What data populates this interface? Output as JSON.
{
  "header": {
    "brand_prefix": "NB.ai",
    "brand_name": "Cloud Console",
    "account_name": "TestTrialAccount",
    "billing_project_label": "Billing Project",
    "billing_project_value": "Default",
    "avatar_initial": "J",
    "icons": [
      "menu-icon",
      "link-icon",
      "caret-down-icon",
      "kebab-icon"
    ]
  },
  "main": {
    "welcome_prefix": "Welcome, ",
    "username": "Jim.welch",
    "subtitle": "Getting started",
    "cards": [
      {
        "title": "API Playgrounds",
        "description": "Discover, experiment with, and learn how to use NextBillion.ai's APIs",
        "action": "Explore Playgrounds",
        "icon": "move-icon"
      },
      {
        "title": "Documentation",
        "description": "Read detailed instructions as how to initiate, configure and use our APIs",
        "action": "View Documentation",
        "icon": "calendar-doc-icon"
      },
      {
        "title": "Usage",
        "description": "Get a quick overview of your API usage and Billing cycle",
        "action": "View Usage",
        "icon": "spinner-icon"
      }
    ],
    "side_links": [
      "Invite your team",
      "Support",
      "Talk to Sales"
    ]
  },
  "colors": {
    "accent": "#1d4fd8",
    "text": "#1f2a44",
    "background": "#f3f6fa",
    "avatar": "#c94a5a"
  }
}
--------------------
**WRITTEN TASK**
Gather each line of the listing containing the word "Playgrounds" and show it.

**TASK ANSWER**
        "title": "API Playgrounds",
        "action": "Explore Playgrounds",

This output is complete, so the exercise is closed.